## [The request]
Where a line contains the string "days", copy that line.

-- start Exercise inputs --

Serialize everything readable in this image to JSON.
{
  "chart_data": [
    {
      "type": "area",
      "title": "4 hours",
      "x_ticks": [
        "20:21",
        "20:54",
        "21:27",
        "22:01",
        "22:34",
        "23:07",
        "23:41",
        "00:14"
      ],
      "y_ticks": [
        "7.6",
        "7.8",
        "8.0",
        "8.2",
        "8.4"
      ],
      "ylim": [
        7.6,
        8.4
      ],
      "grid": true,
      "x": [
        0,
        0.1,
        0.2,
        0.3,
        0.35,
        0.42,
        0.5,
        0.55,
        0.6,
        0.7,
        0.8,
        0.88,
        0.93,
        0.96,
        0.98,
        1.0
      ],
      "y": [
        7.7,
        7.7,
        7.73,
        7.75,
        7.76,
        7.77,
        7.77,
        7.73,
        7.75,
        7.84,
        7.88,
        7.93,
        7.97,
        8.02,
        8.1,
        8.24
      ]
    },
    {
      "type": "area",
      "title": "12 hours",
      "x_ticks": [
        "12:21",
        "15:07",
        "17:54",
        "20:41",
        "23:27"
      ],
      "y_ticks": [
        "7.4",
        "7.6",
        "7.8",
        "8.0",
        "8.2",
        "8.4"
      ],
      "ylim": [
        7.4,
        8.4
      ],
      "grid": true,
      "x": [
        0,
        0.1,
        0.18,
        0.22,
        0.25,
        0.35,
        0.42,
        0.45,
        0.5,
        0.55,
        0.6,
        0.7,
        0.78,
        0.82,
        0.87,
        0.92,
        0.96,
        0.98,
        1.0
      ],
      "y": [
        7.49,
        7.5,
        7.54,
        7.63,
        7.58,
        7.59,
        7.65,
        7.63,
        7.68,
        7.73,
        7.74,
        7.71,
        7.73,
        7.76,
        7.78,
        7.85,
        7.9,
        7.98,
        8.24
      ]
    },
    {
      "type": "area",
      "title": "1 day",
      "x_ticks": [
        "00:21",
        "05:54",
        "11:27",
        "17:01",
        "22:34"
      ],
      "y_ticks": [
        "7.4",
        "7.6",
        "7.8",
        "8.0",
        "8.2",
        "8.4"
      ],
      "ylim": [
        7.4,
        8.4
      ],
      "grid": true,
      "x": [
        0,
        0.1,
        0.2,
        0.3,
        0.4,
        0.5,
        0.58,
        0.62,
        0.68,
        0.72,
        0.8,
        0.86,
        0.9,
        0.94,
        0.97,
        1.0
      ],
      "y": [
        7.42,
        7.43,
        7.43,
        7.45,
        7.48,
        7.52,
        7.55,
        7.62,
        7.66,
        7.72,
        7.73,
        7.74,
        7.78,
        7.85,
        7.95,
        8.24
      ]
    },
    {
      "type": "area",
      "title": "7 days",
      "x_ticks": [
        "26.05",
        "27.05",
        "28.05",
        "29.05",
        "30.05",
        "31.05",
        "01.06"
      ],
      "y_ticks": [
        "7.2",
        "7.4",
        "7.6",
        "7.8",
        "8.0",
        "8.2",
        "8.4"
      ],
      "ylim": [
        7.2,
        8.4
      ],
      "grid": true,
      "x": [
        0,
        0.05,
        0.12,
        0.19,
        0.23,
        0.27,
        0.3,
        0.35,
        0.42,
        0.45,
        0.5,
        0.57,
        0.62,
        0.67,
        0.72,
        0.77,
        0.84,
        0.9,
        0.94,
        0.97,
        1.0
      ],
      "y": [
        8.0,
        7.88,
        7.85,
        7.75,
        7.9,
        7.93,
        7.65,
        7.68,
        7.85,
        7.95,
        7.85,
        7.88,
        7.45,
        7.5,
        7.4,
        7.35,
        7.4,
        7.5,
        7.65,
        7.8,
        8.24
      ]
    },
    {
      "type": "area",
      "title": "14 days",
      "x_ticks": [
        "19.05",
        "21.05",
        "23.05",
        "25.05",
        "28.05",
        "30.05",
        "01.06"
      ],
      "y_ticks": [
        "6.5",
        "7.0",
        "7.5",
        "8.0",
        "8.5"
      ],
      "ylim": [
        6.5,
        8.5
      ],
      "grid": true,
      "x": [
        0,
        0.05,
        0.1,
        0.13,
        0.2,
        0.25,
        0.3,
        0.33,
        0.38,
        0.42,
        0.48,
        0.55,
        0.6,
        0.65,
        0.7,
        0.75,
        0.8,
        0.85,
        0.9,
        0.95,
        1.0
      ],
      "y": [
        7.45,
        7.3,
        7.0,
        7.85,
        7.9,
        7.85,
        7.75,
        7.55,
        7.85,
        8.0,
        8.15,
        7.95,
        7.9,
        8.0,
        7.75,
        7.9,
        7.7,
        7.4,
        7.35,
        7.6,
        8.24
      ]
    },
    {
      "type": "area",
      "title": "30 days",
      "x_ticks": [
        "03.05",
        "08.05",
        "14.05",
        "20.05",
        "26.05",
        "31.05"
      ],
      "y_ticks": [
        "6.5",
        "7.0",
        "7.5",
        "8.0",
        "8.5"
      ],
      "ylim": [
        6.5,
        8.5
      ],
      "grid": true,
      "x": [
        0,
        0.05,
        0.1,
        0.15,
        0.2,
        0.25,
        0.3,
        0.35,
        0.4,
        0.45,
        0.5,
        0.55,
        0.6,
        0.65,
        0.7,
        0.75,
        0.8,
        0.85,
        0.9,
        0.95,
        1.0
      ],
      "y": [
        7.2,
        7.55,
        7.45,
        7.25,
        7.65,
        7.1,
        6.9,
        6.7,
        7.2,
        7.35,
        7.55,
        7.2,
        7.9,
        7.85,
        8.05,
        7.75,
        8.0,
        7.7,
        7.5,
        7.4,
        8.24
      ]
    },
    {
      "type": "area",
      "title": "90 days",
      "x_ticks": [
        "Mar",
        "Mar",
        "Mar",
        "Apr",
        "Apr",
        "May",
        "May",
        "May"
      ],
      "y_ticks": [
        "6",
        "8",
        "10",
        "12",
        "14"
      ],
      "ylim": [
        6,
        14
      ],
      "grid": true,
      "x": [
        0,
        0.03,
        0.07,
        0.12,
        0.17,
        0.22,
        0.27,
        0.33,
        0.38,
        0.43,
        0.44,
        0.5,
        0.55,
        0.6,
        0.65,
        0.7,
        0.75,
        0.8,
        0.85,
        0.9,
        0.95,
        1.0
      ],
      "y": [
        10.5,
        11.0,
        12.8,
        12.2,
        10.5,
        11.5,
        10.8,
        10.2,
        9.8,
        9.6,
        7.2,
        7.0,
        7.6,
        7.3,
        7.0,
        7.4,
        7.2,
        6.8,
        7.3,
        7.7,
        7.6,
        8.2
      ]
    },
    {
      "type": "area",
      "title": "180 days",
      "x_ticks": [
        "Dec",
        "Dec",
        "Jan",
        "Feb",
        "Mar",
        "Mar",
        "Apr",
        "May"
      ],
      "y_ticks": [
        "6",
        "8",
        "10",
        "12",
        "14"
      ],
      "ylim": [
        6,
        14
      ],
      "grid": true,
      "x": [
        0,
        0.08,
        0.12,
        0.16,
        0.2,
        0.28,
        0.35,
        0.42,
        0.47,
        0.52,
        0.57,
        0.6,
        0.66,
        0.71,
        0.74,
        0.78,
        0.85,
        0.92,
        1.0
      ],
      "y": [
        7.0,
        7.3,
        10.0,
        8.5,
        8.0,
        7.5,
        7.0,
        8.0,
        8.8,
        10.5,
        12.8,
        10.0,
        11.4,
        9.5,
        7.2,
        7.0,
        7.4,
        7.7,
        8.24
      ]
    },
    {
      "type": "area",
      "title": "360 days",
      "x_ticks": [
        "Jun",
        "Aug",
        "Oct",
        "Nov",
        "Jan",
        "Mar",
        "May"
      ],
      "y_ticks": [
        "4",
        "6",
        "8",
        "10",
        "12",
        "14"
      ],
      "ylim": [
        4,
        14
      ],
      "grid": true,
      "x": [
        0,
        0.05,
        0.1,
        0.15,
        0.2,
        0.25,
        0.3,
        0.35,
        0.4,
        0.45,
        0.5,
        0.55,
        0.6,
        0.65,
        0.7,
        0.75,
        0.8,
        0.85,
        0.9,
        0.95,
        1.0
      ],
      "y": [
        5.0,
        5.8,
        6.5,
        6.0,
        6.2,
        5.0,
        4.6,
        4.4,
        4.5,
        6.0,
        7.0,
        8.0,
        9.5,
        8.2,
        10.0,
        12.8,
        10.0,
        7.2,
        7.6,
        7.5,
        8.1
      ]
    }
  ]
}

-- end Exercise inputs --

## [Answer to the task]
      "title": "7 days",
      "title": "14 days",
      "title": "30 days",
      "title": "90 days",
      "title": "180 days",
      "title": "360 days",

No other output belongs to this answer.